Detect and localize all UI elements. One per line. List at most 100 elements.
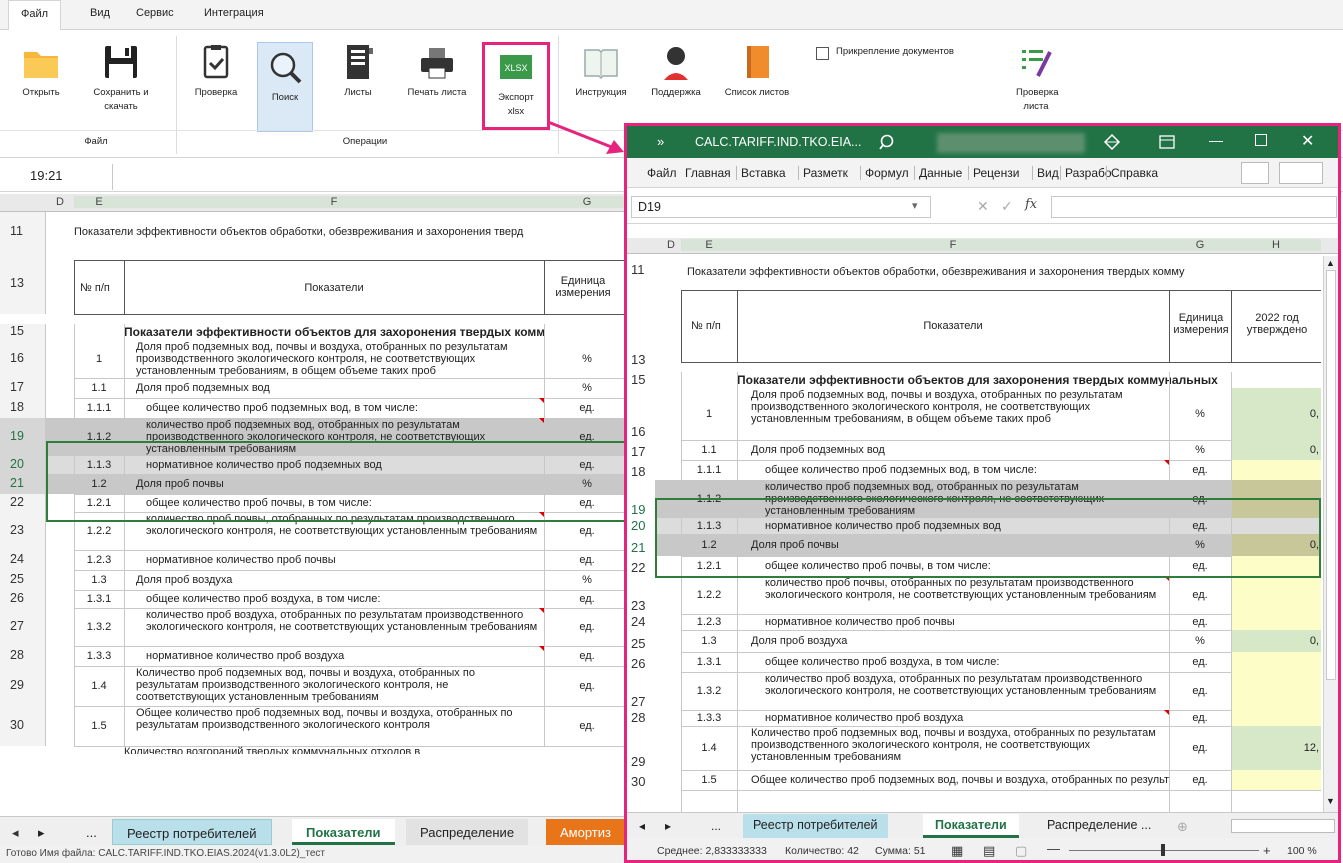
xl-menu-item[interactable]: Главная [685, 166, 731, 180]
horizontal-scrollbar[interactable] [1231, 819, 1335, 833]
row-unit[interactable]: ед. [544, 720, 630, 732]
row-unit[interactable]: ед. [1169, 560, 1231, 572]
row-unit[interactable]: ед. [1169, 685, 1231, 697]
xl-menu-item[interactable]: Данные [919, 166, 962, 180]
minimize-icon[interactable]: — [1209, 132, 1223, 148]
row-unit[interactable]: % [544, 353, 630, 365]
tab-distribution[interactable]: Распределение [406, 819, 529, 845]
row-indicator[interactable]: общее количество проб подземных вод, в т… [146, 402, 544, 414]
row-index[interactable]: 1 [74, 353, 124, 365]
row-unit[interactable]: ед. [1169, 774, 1231, 786]
row-index[interactable]: 1.2.3 [74, 554, 124, 566]
row-index[interactable]: 1.3 [681, 635, 737, 647]
row-unit[interactable]: ед. [544, 431, 630, 443]
xl-menu-item[interactable]: Разрабо [1065, 166, 1112, 180]
name-box[interactable]: D19 ▾ [631, 196, 931, 218]
row-unit[interactable]: % [1169, 635, 1231, 647]
row-indicator[interactable]: нормативное количество проб подземных во… [146, 459, 544, 471]
row-index[interactable]: 1.3.3 [681, 712, 737, 724]
row-index[interactable]: 1.1 [74, 382, 124, 394]
vertical-scrollbar[interactable]: ▲ ▼ [1323, 256, 1338, 812]
row-unit[interactable]: ед. [544, 525, 630, 537]
row-index[interactable]: 1.3.1 [74, 593, 124, 605]
export-xlsx-button[interactable]: XLSX Экспорт xlsx [482, 42, 550, 130]
check-button[interactable]: Проверка [188, 38, 244, 100]
row-indicator[interactable]: Доля проб подземных вод, почвы и воздуха… [136, 341, 540, 377]
xl-col-e[interactable]: E [681, 239, 737, 251]
xl-col-h[interactable]: H [1231, 239, 1321, 251]
attach-docs-checkbox[interactable] [816, 47, 829, 60]
row-index[interactable]: 1.1.2 [74, 431, 124, 443]
name-box-dropdown-icon[interactable]: ▾ [912, 199, 918, 212]
page-break-icon[interactable]: ▢ [1015, 843, 1027, 859]
tab-amortization[interactable]: Амортиз [546, 819, 630, 845]
zoom-slider-thumb[interactable] [1161, 844, 1165, 856]
row-unit[interactable]: ед. [1169, 589, 1231, 601]
maximize-icon[interactable] [1255, 134, 1267, 146]
row-index[interactable]: 1.2.2 [681, 589, 737, 601]
sheet-check-button[interactable]: Проверка листа [1008, 38, 1064, 114]
xl-col-d[interactable]: D [661, 239, 681, 251]
value-cell[interactable] [1232, 556, 1321, 576]
xl-col-f[interactable]: F [737, 239, 1169, 251]
col-header-d[interactable]: D [46, 196, 74, 208]
row-indicator[interactable]: Доля проб воздуха [751, 635, 1169, 647]
row-index[interactable]: 1.2.1 [74, 497, 124, 509]
value-cell[interactable] [1232, 652, 1321, 672]
row-indicator[interactable]: общее количество проб воздуха, в том чис… [146, 593, 544, 605]
quick-access-chevron[interactable]: » [657, 134, 664, 149]
row-indicator[interactable]: нормативное количество проб почвы [146, 554, 544, 566]
scroll-thumb[interactable] [1326, 270, 1336, 680]
row-indicator[interactable]: общее количество проб подземных вод, в т… [765, 464, 1169, 476]
row-index[interactable]: 1.3.2 [74, 621, 124, 633]
row-unit[interactable]: ед. [1169, 464, 1231, 476]
row-indicator[interactable]: нормативное количество проб подземных во… [765, 520, 1169, 532]
cell-reference[interactable]: 19:21 [30, 168, 63, 183]
row-index[interactable]: 1.1.3 [681, 520, 737, 532]
tab-next-arrow[interactable]: ▸ [30, 819, 53, 845]
row-unit[interactable]: ед. [1169, 493, 1231, 505]
row-index[interactable]: 1.5 [74, 720, 124, 732]
tab-prev-arrow[interactable]: ◂ [4, 819, 27, 845]
row-unit[interactable]: ед. [544, 680, 630, 692]
sheet-list-button[interactable]: Список листов [716, 38, 798, 100]
comment-icon[interactable] [1241, 162, 1269, 184]
value-text[interactable]: 0, [1232, 539, 1319, 551]
row-unit[interactable]: ед. [544, 459, 630, 471]
value-cell[interactable] [1232, 518, 1321, 534]
row-indicator[interactable]: количество проб воздуха, отобранных по р… [765, 673, 1169, 709]
row-index[interactable]: 1.1.2 [681, 493, 737, 505]
open-button[interactable]: Открыть [12, 38, 70, 100]
row-indicator[interactable]: количество проб подземных вод, отобранны… [146, 419, 544, 455]
xl-tab-distribution[interactable]: Распределение ... [1037, 814, 1161, 838]
search-button[interactable]: Поиск [257, 42, 313, 132]
row-unit[interactable]: % [544, 382, 630, 394]
insert-function-icon[interactable]: fx [1025, 197, 1037, 212]
row-unit[interactable]: % [1169, 444, 1231, 456]
xl-menu-item[interactable]: Справка [1111, 166, 1158, 180]
xl-col-g[interactable]: G [1169, 239, 1231, 251]
page-layout-icon[interactable]: ▤ [983, 843, 995, 859]
row-index[interactable]: 1.1 [681, 444, 737, 456]
row-indicator[interactable]: нормативное количество проб почвы [765, 616, 1169, 628]
row-unit[interactable]: ед. [544, 554, 630, 566]
value-cell[interactable] [1232, 614, 1321, 630]
col-header-e[interactable]: E [74, 196, 124, 208]
tab-indicators[interactable]: Показатели [292, 819, 395, 845]
value-cell[interactable] [1232, 460, 1321, 480]
xl-menu-item[interactable]: Формул [865, 166, 909, 180]
xl-menu-item[interactable]: Файл [647, 166, 677, 180]
confirm-entry-icon[interactable]: ✓ [1001, 198, 1013, 215]
share-icon[interactable] [1279, 162, 1323, 184]
row-unit[interactable]: ед. [1169, 712, 1231, 724]
row-indicator[interactable]: Количество проб подземных вод, почвы и в… [136, 667, 540, 705]
value-text[interactable]: 0, [1232, 408, 1319, 420]
col-header-f[interactable]: F [124, 196, 544, 208]
row-unit[interactable]: ед. [1169, 520, 1231, 532]
row-index[interactable]: 1 [681, 408, 737, 420]
value-cell[interactable] [1232, 480, 1321, 518]
row-index[interactable]: 1.1.1 [681, 464, 737, 476]
row-indicator[interactable]: количество проб подземных вод, отобранны… [765, 481, 1169, 517]
xl-menu-item[interactable]: Вид [1037, 166, 1059, 180]
row-index[interactable]: 1.2.2 [74, 525, 124, 537]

========================================================================

AIM: Rewrite the stretch of the data from the line containing "xl-menu-item[interactable]: Главная [685, 166, 731, 180]" through the line containing "xl-col-f[interactable]: F [737, 239, 1169, 251]", changing every "row-unit" to "unit-label" and leaving everything else as it is. Give only those lines.

RESULT BELOW:
xl-menu-item[interactable]: Главная [685, 166, 731, 180]
horizontal-scrollbar[interactable] [1231, 819, 1335, 833]
unit-label[interactable]: ед. [544, 720, 630, 732]
unit-label[interactable]: ед. [1169, 560, 1231, 572]
unit-label[interactable]: ед. [1169, 685, 1231, 697]
xl-menu-item[interactable]: Данные [919, 166, 962, 180]
minimize-icon[interactable]: — [1209, 132, 1223, 148]
unit-label[interactable]: % [544, 353, 630, 365]
tab-distribution[interactable]: Распределение [406, 819, 529, 845]
row-indicator[interactable]: общее количество проб подземных вод, в т… [146, 402, 544, 414]
row-index[interactable]: 1 [74, 353, 124, 365]
unit-label[interactable]: ед. [1169, 774, 1231, 786]
row-index[interactable]: 1.2.3 [74, 554, 124, 566]
row-index[interactable]: 1.3 [681, 635, 737, 647]
unit-label[interactable]: ед. [544, 431, 630, 443]
xl-menu-item[interactable]: Разрабо [1065, 166, 1112, 180]
name-box[interactable]: D19 ▾ [631, 196, 931, 218]
unit-label[interactable]: % [1169, 635, 1231, 647]
row-indicator[interactable]: нормативное количество проб подземных во… [146, 459, 544, 471]
row-index[interactable]: 1.3.3 [681, 712, 737, 724]
row-index[interactable]: 1.1 [74, 382, 124, 394]
vertical-scrollbar[interactable]: ▲ ▼ [1323, 256, 1338, 812]
unit-label[interactable]: ед. [544, 525, 630, 537]
row-index[interactable]: 1.3.1 [74, 593, 124, 605]
export-xlsx-button[interactable]: XLSX Экспорт xlsx [482, 42, 550, 130]
check-button[interactable]: Проверка [188, 38, 244, 100]
row-indicator[interactable]: Доля проб подземных вод, почвы и воздуха… [136, 341, 540, 377]
xl-col-e[interactable]: E [681, 239, 737, 251]
xl-col-h[interactable]: H [1231, 239, 1321, 251]
attach-docs-checkbox[interactable] [816, 47, 829, 60]
row-index[interactable]: 1.1.2 [74, 431, 124, 443]
name-box-dropdown-icon[interactable]: ▾ [912, 199, 918, 212]
page-break-icon[interactable]: ▢ [1015, 843, 1027, 859]
tab-amortization[interactable]: Амортиз [546, 819, 630, 845]
zoom-slider-thumb[interactable] [1161, 844, 1165, 856]
unit-label[interactable]: ед. [1169, 589, 1231, 601]
maximize-icon[interactable] [1255, 134, 1267, 146]
row-index[interactable]: 1.2.2 [681, 589, 737, 601]
sheet-check-button[interactable]: Проверка листа [1008, 38, 1064, 114]
xl-col-d[interactable]: D [661, 239, 681, 251]
value-cell[interactable] [1232, 556, 1321, 576]
xl-col-f[interactable]: F [737, 239, 1169, 251]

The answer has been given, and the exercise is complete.